Your objective »
Go through the material below and copy all lines with "name".

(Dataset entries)
* * * *

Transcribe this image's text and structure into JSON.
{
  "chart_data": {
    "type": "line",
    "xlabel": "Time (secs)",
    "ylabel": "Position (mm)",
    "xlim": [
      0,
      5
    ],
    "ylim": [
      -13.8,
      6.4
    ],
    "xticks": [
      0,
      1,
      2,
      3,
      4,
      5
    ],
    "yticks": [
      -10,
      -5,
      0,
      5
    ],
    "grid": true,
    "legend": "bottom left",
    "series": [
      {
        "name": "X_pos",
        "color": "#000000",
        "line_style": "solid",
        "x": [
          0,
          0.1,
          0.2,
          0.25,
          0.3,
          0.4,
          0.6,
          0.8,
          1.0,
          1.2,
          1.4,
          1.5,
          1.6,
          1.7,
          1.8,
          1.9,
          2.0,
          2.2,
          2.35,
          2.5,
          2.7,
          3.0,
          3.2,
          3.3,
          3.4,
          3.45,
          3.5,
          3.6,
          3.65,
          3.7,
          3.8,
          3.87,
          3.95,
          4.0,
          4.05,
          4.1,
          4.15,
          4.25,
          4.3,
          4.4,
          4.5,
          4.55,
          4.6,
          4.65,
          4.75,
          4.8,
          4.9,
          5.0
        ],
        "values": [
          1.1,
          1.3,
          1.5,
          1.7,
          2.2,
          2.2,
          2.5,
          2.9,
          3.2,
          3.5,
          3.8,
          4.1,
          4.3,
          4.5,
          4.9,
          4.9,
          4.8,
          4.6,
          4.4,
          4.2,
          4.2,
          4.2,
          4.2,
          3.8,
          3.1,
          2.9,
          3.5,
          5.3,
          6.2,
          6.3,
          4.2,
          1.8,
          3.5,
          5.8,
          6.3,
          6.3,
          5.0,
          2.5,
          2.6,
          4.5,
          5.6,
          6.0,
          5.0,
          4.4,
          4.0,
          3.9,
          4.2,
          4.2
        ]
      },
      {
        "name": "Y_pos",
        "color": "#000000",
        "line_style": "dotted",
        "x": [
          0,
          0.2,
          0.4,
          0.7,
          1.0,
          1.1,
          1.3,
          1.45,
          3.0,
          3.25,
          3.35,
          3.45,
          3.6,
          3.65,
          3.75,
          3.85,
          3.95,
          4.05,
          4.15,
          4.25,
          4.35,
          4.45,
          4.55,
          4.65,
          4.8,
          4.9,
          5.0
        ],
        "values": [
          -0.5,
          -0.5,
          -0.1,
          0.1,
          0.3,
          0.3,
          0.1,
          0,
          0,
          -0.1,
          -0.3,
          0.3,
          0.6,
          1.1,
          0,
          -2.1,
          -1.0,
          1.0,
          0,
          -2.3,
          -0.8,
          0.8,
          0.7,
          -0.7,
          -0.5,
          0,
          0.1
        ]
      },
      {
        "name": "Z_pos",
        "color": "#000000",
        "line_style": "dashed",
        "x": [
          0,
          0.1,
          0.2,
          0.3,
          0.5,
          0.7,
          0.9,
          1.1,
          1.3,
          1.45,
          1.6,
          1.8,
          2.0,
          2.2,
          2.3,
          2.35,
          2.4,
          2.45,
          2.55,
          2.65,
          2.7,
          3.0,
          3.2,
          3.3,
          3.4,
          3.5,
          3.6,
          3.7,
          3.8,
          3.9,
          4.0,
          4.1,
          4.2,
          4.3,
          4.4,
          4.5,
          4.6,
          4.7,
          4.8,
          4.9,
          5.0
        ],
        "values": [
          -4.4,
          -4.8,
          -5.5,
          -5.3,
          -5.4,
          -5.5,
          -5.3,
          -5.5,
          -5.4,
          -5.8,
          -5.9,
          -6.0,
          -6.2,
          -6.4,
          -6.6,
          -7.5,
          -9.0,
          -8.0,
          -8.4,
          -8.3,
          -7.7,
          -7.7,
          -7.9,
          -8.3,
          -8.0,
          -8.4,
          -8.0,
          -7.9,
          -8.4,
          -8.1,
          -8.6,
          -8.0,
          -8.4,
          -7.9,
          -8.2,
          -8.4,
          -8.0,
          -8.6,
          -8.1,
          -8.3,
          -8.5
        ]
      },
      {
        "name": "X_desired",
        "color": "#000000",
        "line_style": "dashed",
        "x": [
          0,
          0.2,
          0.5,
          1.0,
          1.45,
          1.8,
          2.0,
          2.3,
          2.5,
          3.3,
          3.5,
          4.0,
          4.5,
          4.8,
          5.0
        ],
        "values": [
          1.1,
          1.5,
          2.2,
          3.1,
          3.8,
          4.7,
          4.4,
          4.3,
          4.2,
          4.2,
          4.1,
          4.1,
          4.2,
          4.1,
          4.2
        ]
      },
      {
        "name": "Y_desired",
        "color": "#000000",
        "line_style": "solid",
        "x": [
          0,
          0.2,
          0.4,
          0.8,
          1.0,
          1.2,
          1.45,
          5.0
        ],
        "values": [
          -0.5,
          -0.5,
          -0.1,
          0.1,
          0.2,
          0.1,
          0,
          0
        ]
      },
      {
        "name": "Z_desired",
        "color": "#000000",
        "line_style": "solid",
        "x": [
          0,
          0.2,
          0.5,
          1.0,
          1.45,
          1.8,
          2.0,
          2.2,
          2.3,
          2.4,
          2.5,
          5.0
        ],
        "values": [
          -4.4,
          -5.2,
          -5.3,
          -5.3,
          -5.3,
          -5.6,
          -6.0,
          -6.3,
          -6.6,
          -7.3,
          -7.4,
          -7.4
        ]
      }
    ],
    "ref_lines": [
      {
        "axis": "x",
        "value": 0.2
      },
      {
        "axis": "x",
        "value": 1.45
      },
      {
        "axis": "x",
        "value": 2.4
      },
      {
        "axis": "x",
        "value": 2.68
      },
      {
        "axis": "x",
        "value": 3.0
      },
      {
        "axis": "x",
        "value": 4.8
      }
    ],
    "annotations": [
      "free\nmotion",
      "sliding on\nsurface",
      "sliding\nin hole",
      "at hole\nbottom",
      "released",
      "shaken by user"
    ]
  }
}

* * * *

Task response »
        "name": "X_pos",
        "name": "Y_pos",
        "name": "Z_pos",
        "name": "X_desired",
        "name": "Y_desired",
        "name": "Z_desired",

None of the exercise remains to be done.